Exercise directions - Write out every line of each item below exactly, leaving out the pictures.

Data rows -
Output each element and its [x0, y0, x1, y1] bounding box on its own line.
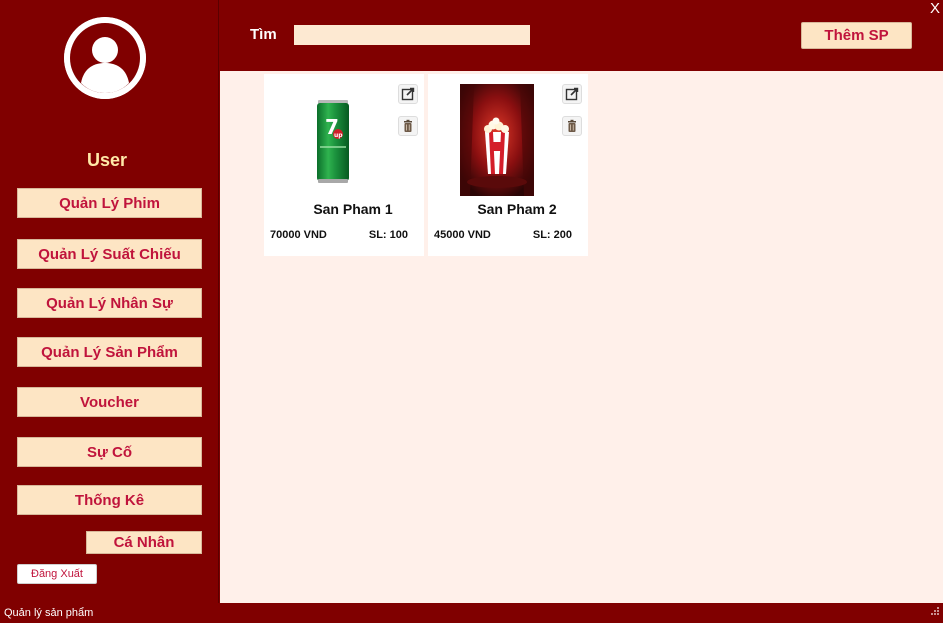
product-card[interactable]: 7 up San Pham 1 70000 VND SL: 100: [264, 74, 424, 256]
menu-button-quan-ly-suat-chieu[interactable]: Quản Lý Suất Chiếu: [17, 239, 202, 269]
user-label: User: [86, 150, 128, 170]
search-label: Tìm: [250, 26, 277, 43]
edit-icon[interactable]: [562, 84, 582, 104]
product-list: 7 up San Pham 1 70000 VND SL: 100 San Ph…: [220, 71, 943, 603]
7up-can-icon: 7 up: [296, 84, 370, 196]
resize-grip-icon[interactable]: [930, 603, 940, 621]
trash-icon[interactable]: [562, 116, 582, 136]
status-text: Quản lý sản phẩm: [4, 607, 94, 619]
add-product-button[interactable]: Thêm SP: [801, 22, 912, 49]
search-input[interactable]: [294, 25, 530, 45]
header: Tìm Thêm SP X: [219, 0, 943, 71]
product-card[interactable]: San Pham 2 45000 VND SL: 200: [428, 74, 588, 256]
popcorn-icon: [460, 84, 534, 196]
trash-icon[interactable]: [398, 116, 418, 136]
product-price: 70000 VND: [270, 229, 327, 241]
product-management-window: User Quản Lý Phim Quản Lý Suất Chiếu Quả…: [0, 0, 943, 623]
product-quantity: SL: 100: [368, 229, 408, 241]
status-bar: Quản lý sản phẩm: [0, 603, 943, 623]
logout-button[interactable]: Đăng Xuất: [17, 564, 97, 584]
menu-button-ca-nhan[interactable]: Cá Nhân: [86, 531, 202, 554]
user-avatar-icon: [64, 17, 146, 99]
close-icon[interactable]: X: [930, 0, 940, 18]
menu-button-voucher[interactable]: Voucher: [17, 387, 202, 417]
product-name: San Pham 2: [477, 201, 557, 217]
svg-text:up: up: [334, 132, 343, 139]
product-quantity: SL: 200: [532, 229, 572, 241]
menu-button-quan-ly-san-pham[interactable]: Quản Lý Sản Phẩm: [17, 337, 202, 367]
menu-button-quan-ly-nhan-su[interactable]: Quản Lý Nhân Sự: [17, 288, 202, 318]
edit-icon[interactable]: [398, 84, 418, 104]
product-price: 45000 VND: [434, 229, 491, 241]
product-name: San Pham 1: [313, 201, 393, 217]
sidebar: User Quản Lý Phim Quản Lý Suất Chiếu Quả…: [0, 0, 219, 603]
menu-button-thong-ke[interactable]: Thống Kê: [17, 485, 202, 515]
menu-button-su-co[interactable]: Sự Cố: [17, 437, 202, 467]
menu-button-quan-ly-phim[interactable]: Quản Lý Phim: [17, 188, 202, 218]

Correct output -
Output each element and its [x0, y0, x1, y1] bounding box on its own line.
product-card[interactable]: 7 up San Pham 1 70000 VND SL: 100: [264, 74, 424, 256]
menu-button-quan-ly-suat-chieu[interactable]: Quản Lý Suất Chiếu: [17, 239, 202, 269]
user-label: User: [86, 150, 128, 170]
search-label: Tìm: [250, 26, 277, 43]
edit-icon[interactable]: [562, 84, 582, 104]
product-list: 7 up San Pham 1 70000 VND SL: 100 San Ph…: [220, 71, 943, 603]
7up-can-icon: 7 up: [296, 84, 370, 196]
resize-grip-icon[interactable]: [930, 603, 940, 621]
trash-icon[interactable]: [562, 116, 582, 136]
status-text: Quản lý sản phẩm: [4, 607, 94, 619]
add-product-button[interactable]: Thêm SP: [801, 22, 912, 49]
search-input[interactable]: [294, 25, 530, 45]
header: Tìm Thêm SP X: [219, 0, 943, 71]
product-card[interactable]: San Pham 2 45000 VND SL: 200: [428, 74, 588, 256]
popcorn-icon: [460, 84, 534, 196]
trash-icon[interactable]: [398, 116, 418, 136]
product-price: 70000 VND: [270, 229, 327, 241]
product-management-window: User Quản Lý Phim Quản Lý Suất Chiếu Quả…: [0, 0, 943, 623]
product-quantity: SL: 100: [368, 229, 408, 241]
status-bar: Quản lý sản phẩm: [0, 603, 943, 623]
logout-button[interactable]: Đăng Xuất: [17, 564, 97, 584]
menu-button-ca-nhan[interactable]: Cá Nhân: [86, 531, 202, 554]
user-avatar-icon: [64, 17, 146, 99]
close-icon[interactable]: X: [930, 0, 940, 18]
menu-button-voucher[interactable]: Voucher: [17, 387, 202, 417]
product-name: San Pham 2: [477, 201, 557, 217]
svg-text:up: up: [334, 132, 343, 139]
product-quantity: SL: 200: [532, 229, 572, 241]
menu-button-quan-ly-san-pham[interactable]: Quản Lý Sản Phẩm: [17, 337, 202, 367]
menu-button-quan-ly-nhan-su[interactable]: Quản Lý Nhân Sự: [17, 288, 202, 318]
edit-icon[interactable]: [398, 84, 418, 104]
product-price: 45000 VND: [434, 229, 491, 241]
product-name: San Pham 1: [313, 201, 393, 217]
sidebar: User Quản Lý Phim Quản Lý Suất Chiếu Quả…: [0, 0, 219, 603]
menu-button-thong-ke[interactable]: Thống Kê: [17, 485, 202, 515]
menu-button-su-co[interactable]: Sự Cố: [17, 437, 202, 467]
menu-button-quan-ly-phim[interactable]: Quản Lý Phim: [17, 188, 202, 218]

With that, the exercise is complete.